- _EXERCISE INPUTS_:
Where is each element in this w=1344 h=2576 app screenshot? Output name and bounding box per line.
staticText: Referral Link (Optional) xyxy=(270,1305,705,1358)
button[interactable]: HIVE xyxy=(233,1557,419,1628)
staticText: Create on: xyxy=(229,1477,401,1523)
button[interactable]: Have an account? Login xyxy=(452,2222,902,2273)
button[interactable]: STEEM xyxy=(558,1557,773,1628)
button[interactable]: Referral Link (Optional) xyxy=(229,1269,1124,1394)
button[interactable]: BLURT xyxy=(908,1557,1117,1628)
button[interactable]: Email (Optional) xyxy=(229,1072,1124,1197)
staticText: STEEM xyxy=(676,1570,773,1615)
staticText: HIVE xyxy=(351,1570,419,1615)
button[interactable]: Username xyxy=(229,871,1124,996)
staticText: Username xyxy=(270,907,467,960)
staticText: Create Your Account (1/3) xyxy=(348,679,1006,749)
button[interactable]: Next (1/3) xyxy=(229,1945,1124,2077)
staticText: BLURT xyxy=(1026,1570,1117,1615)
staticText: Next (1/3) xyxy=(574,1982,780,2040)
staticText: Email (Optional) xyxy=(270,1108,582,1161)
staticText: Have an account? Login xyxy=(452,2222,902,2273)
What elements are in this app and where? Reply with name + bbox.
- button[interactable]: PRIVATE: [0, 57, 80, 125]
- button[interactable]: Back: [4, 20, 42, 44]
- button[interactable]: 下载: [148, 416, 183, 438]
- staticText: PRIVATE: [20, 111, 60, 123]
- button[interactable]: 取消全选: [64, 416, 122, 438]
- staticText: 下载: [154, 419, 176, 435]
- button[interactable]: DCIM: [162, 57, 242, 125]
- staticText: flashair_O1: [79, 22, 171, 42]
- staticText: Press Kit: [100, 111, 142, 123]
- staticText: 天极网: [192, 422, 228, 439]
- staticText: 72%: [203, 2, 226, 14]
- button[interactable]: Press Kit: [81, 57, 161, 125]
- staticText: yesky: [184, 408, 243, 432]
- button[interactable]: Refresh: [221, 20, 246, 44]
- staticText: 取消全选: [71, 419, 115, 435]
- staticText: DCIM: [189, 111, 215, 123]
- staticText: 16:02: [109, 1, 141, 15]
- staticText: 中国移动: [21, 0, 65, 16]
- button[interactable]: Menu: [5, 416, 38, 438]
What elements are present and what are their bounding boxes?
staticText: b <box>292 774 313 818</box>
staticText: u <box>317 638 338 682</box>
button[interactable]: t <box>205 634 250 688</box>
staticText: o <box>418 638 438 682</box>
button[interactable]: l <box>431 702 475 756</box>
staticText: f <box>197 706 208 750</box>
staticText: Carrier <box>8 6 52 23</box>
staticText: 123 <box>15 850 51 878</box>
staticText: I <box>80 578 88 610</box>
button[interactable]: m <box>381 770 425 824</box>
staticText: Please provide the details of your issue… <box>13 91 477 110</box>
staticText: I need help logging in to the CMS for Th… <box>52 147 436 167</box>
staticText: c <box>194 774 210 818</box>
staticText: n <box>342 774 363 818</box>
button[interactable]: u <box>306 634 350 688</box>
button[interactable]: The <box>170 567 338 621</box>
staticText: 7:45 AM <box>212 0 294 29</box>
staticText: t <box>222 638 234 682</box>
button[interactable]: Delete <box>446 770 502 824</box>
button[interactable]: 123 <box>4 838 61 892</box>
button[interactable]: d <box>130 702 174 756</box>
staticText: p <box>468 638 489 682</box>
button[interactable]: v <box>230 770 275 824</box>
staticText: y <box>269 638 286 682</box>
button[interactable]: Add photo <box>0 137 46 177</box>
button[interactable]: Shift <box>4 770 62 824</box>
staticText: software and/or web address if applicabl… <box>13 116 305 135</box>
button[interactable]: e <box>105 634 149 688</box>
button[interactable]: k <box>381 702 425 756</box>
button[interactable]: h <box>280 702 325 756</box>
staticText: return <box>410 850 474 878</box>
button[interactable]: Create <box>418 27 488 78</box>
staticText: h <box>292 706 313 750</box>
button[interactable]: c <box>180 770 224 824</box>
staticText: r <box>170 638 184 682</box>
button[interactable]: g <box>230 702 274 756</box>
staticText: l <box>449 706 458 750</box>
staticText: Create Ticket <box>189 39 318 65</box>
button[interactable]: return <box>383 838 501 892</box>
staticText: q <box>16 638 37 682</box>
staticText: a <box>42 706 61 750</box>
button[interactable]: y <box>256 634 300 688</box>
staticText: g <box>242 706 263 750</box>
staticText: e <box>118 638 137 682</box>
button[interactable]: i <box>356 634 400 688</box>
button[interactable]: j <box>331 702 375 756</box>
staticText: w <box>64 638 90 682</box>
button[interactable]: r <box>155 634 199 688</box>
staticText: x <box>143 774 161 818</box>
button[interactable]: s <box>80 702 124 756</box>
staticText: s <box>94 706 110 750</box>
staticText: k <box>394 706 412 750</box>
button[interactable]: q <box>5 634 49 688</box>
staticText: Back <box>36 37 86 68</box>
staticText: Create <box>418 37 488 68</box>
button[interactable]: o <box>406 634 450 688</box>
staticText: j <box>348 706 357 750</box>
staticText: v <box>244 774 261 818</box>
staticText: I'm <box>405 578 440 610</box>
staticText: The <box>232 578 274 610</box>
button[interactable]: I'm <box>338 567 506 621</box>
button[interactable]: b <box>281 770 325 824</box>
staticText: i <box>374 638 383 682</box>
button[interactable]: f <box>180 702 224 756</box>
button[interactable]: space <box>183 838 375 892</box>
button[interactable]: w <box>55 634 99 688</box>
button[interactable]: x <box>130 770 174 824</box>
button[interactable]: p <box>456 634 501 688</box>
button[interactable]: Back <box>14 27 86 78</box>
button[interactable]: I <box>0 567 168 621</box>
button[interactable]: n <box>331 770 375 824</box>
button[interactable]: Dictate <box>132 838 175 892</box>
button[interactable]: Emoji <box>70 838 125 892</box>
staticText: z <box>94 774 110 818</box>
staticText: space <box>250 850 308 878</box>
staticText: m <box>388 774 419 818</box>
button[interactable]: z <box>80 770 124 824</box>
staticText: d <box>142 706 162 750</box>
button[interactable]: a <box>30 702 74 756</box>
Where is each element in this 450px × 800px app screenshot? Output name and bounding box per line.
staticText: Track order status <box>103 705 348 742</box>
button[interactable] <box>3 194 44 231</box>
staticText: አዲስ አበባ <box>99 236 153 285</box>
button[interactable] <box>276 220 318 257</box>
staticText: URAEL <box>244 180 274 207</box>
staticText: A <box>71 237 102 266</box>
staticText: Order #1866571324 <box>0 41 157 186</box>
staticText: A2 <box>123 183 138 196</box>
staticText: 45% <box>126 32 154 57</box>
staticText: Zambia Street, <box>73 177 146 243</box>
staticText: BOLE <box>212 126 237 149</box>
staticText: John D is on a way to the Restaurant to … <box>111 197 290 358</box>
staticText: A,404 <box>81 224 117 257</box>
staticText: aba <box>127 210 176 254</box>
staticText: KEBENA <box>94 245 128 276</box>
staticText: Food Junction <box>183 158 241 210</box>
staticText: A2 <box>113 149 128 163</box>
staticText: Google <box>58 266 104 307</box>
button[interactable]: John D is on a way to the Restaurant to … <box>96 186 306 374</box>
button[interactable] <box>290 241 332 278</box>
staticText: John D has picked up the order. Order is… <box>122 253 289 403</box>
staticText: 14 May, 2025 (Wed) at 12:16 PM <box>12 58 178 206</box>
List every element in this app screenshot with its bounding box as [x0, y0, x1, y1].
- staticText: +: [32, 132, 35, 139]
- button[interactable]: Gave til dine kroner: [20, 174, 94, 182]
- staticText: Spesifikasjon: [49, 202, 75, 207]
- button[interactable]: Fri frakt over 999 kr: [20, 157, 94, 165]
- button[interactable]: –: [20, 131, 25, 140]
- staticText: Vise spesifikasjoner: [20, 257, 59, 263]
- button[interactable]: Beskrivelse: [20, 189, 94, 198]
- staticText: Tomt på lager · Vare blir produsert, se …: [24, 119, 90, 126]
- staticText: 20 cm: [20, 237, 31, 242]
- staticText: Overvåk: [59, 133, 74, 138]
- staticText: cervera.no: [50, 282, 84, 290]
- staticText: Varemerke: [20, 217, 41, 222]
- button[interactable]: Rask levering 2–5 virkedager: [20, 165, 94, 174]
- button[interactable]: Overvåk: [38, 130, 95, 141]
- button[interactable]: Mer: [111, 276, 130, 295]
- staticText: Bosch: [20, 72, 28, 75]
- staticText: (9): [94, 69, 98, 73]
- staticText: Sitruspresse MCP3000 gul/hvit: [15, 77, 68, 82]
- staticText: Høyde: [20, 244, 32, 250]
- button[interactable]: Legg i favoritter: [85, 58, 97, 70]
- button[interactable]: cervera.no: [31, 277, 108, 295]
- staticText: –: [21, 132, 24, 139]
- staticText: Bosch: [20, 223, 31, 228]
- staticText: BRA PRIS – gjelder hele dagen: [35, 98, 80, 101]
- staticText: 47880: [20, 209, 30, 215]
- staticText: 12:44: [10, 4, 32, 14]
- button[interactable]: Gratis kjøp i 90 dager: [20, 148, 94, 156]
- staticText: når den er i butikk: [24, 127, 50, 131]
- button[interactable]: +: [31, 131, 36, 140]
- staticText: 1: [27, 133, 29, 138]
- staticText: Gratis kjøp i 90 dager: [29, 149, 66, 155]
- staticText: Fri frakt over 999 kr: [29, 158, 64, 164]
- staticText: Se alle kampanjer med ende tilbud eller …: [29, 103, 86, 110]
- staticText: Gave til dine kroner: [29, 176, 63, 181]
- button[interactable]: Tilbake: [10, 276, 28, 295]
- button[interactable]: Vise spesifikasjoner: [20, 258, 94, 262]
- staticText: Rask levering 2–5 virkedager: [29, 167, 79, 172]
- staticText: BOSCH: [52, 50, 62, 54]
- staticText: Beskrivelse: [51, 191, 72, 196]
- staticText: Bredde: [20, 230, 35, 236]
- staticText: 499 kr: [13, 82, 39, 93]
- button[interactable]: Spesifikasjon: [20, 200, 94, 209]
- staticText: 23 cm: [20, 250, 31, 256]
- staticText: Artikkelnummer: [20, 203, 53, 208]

- _WORK INSTRUCTIONS_:
Reproduce verbatim the stretch of the entries from their start through the line containing "What elements are in", both ends included.

- _SOLUTION TO THIS PROBLEM_:
Where is each element in this w=1344 h=2576 app screenshot? Output name and bounding box per line.
staticText: Referral Link (Optional) xyxy=(270,1305,705,1358)
button[interactable]: HIVE xyxy=(233,1557,419,1628)
staticText: Create on: xyxy=(229,1477,401,1523)
button[interactable]: Have an account? Login xyxy=(452,2222,902,2273)
button[interactable]: STEEM xyxy=(558,1557,773,1628)
button[interactable]: Referral Link (Optional) xyxy=(229,1269,1124,1394)
button[interactable]: BLURT xyxy=(908,1557,1117,1628)
button[interactable]: Email (Optional) xyxy=(229,1072,1124,1197)
staticText: STEEM xyxy=(676,1570,773,1615)
staticText: HIVE xyxy=(351,1570,419,1615)
button[interactable]: Username xyxy=(229,871,1124,996)
staticText: Username xyxy=(270,907,467,960)
staticText: Create Your Account (1/3) xyxy=(348,679,1006,749)
button[interactable]: Next (1/3) xyxy=(229,1945,1124,2077)
staticText: BLURT xyxy=(1026,1570,1117,1615)
staticText: Next (1/3) xyxy=(574,1982,780,2040)
staticText: Email (Optional) xyxy=(270,1108,582,1161)
staticText: Have an account? Login xyxy=(452,2222,902,2273)
What elements are in this app and where? Reply with name + bbox.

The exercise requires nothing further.